start INPUT ROWS

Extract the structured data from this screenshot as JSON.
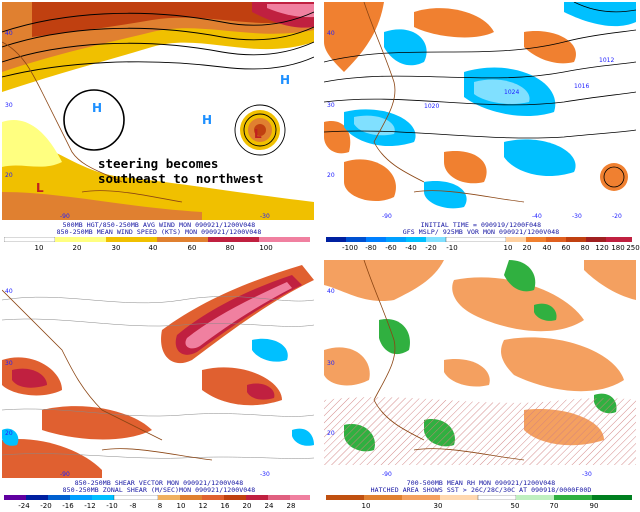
{
  "panels": {
    "p1": {
      "caption1": "500MB HGT/850-250MB AVG WIND MON 090921/1200V048",
      "caption2": "850-250MB MEAN WIND SPEED (KTS) MON 090921/1200V048",
      "annotation_line1": "steering becomes",
      "annotation_line2": "southeast to northwest",
      "scale": [
        "10",
        "20",
        "30",
        "40",
        "60",
        "80",
        "100"
      ],
      "colors": {
        "c1": "#ffff80",
        "c2": "#f0c000",
        "c3": "#e08030",
        "c4": "#c04010",
        "c5": "#c02040",
        "c6": "#f080a0"
      }
    },
    "p2": {
      "caption1": "INITIAL TIME = 090919/1200F048",
      "caption2": "GFS MSLP/ 925MB VOR MON 090921/1200V048",
      "scale": [
        "-100",
        "-80",
        "-60",
        "-40",
        "-20",
        "-10",
        "10",
        "20",
        "40",
        "60",
        "80",
        "120",
        "180",
        "250"
      ],
      "colors": {
        "neg": "#00c0ff",
        "pos": "#f08030"
      }
    },
    "p3": {
      "caption1": "850-250MB SHEAR VECTOR MON 090921/1200V048",
      "caption2": "850-250MB ZONAL SHEAR (M/SEC)MON 090921/1200V048",
      "scale": [
        "-24",
        "-20",
        "-16",
        "-12",
        "-10",
        "-8",
        "8",
        "10",
        "12",
        "16",
        "20",
        "24",
        "28"
      ],
      "colors": {
        "shear": "#e06030",
        "strong": "#c02040"
      }
    },
    "p4": {
      "caption1": "700-500MB MEAN RH MON 090921/1200V048",
      "caption2": "HATCHED AREA SHOWS SST > 26C/28C/30C AT 090918/0000F00D",
      "scale": [
        "10",
        "30",
        "50",
        "70",
        "90"
      ],
      "colors": {
        "dry": "#f4a060",
        "moist": "#30b040"
      }
    }
  },
  "map_labels": {
    "lat_50": "50",
    "lat_40": "40",
    "lat_30": "30",
    "lat_20": "20",
    "lat_10": "10",
    "lon_90": "-90",
    "lon_80": "-80",
    "lon_70": "-70",
    "lon_60": "-60",
    "lon_50": "-50",
    "lon_40": "-40",
    "lon_30": "-30",
    "lon_20": "-20",
    "high": "H",
    "low": "L",
    "contour_1016": "1016",
    "contour_1020": "1020",
    "contour_1024": "1024",
    "contour_1012": "1012"
  }
}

end INPUT ROWS

Which lines in the data above contain "WIND"? Show each one.

RESPONSE:
      "caption1": "500MB HGT/850-250MB AVG WIND MON 090921/1200V048",
      "caption2": "850-250MB MEAN WIND SPEED (KTS) MON 090921/1200V048",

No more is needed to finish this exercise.